**Exercise objective:**
Filter the records for lines holding the string "state".

Data records
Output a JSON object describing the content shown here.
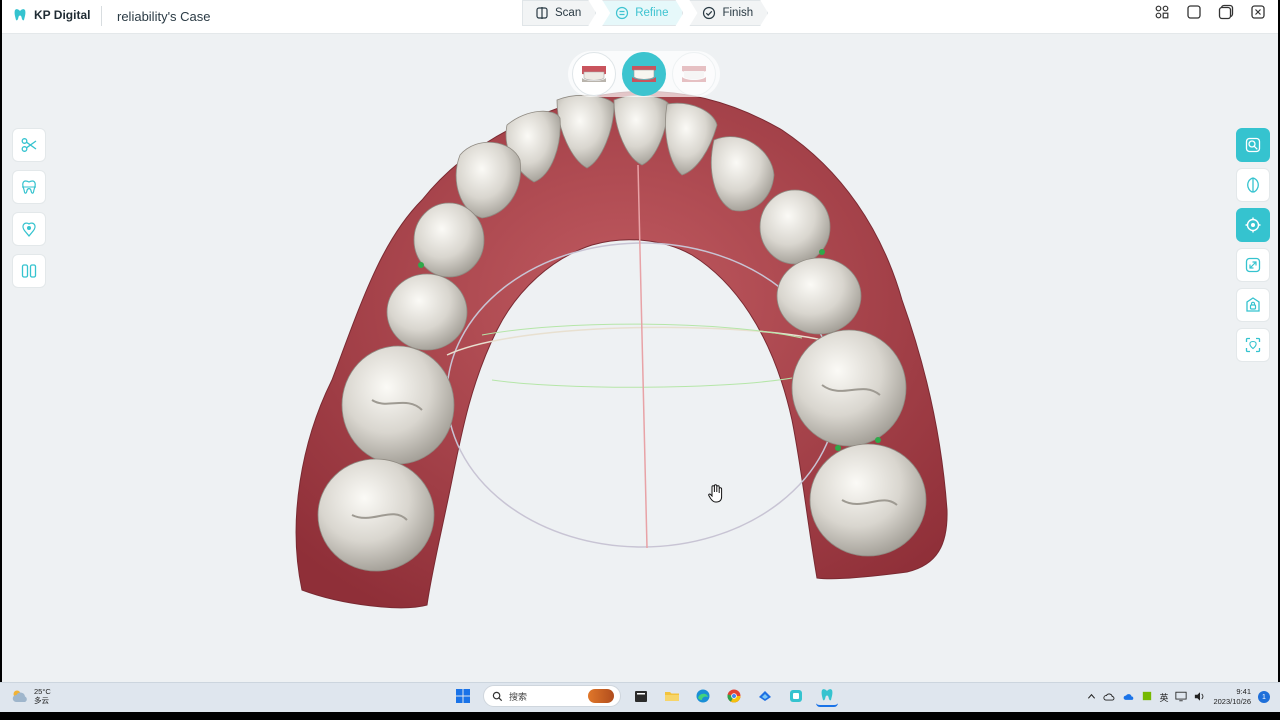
{
  "app": {
    "brand": "KP Digital",
    "case_title": "reliability's Case",
    "accent": "#35c3cf"
  },
  "steps": [
    {
      "label": "Scan",
      "icon": "scan-icon",
      "active": false
    },
    {
      "label": "Refine",
      "icon": "refine-icon",
      "active": true
    },
    {
      "label": "Finish",
      "icon": "check-circle-icon",
      "active": false
    }
  ],
  "window_controls": [
    "apps-grid-icon",
    "minimize-icon",
    "restore-icon",
    "close-icon"
  ],
  "jaw_switch": [
    {
      "name": "upper-jaw",
      "icon": "upper-jaw-icon",
      "state": "normal"
    },
    {
      "name": "lower-jaw",
      "icon": "lower-jaw-icon",
      "state": "active"
    },
    {
      "name": "both-jaws",
      "icon": "both-jaws-icon",
      "state": "dim"
    }
  ],
  "left_tools": [
    "scissors-icon",
    "tooth-icon",
    "margin-line-icon",
    "split-view-icon"
  ],
  "right_tools": [
    {
      "icon": "focus-tooth-icon",
      "active": true
    },
    {
      "icon": "half-tooth-icon",
      "active": false
    },
    {
      "icon": "target-icon",
      "active": true
    },
    {
      "icon": "expand-icon",
      "active": false
    },
    {
      "icon": "lock-tooth-icon",
      "active": false
    },
    {
      "icon": "scan-frame-icon",
      "active": false
    }
  ],
  "taskbar": {
    "weather_temp": "25°C",
    "weather_desc": "多云",
    "search_placeholder": "搜索",
    "ime": "英",
    "time": "9:41",
    "date": "2023/10/26",
    "notifications": "1",
    "pinned": [
      "windows-start-icon",
      "file-explorer-icon",
      "folder-icon",
      "edge-browser-icon",
      "chrome-icon",
      "store-icon",
      "app-icon",
      "kp-digital-icon"
    ]
  }
}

**Output of the task:**
      "state": "normal"
      "state": "active"
      "state": "dim"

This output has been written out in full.